### [DATASET EXTRACT]
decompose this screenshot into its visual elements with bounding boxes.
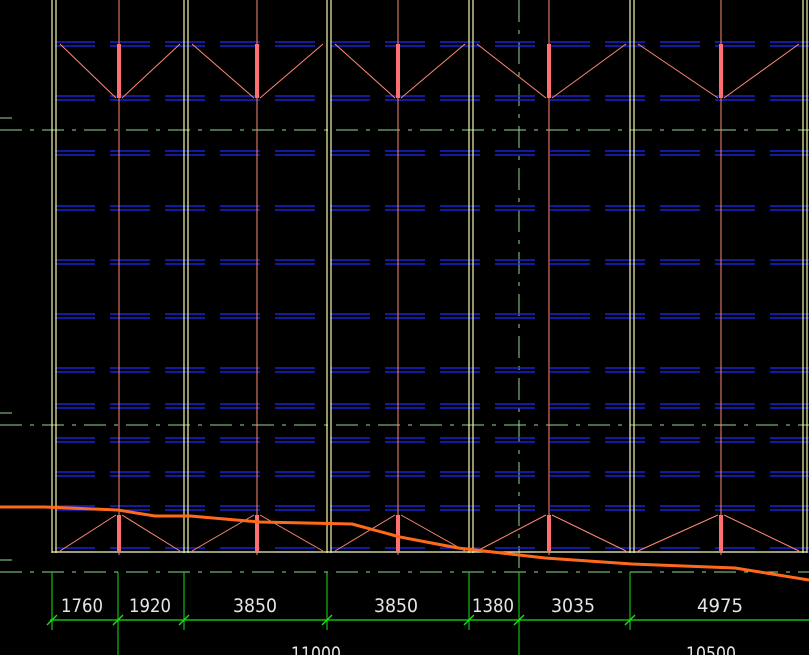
dim-total-1: 11000 xyxy=(291,643,341,655)
dim-label-5: 1380 xyxy=(472,595,514,617)
dim-label-6: 3035 xyxy=(551,595,595,617)
truss-post-bottom-5 xyxy=(719,515,723,551)
truss-post-top-2 xyxy=(255,44,259,98)
dim-label-1: 1760 xyxy=(61,595,103,617)
cad-drawing-canvas[interactable]: 1760 1920 3850 3850 1380 3035 4975 11000… xyxy=(0,0,809,655)
truss-post-bottom-4 xyxy=(547,515,551,551)
truss-post-top-1 xyxy=(117,44,121,98)
truss-post-bottom-3 xyxy=(396,515,400,551)
truss-post-top-4 xyxy=(547,44,551,98)
dim-total-2: 10500 xyxy=(686,643,736,655)
truss-post-bottom-1 xyxy=(117,515,121,551)
truss-post-top-5 xyxy=(719,44,723,98)
dim-label-2: 1920 xyxy=(129,595,171,617)
drawing-background xyxy=(0,0,809,655)
truss-post-top-3 xyxy=(396,44,400,98)
dim-label-4: 3850 xyxy=(374,595,418,617)
dim-label-7: 4975 xyxy=(697,595,743,617)
dim-label-3: 3850 xyxy=(233,595,277,617)
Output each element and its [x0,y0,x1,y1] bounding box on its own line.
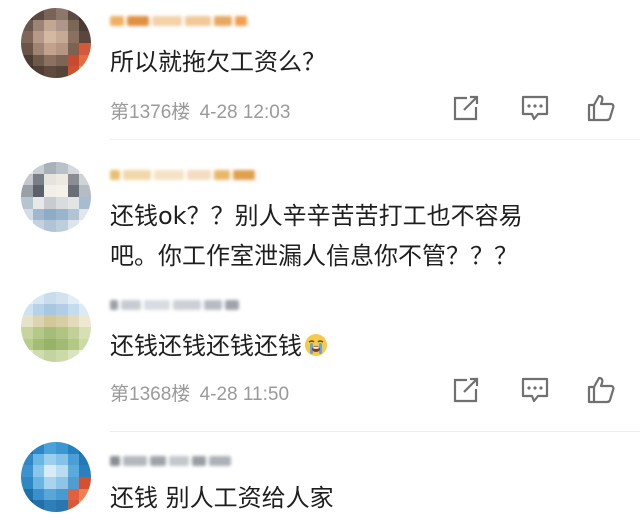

### [GOAL]
Rewrite the rows starting at the one containing "dim-total-1: 11000 xyxy=(291,643,341,655)" and ending at the one containing "truss-post-top-5 xyxy=(719,44,723,98)", renaming "xyxy" to "bbox" wherever it occurs and changing nothing else.

### [FULL RESPONSE]
dim-total-1: 11000 bbox=(291,643,341,655)
dim-label-5: 1380 bbox=(472,595,514,617)
dim-label-6: 3035 bbox=(551,595,595,617)
truss-post-bottom-5 bbox=(719,515,723,551)
truss-post-top-2 bbox=(255,44,259,98)
dim-label-1: 1760 bbox=(61,595,103,617)
cad-drawing-canvas[interactable]: 1760 1920 3850 3850 1380 3035 4975 11000… bbox=(0,0,809,655)
truss-post-bottom-4 bbox=(547,515,551,551)
truss-post-top-1 bbox=(117,44,121,98)
truss-post-bottom-3 bbox=(396,515,400,551)
truss-post-top-4 bbox=(547,44,551,98)
dim-total-2: 10500 bbox=(686,643,736,655)
truss-post-bottom-1 bbox=(117,515,121,551)
truss-post-top-5 bbox=(719,44,723,98)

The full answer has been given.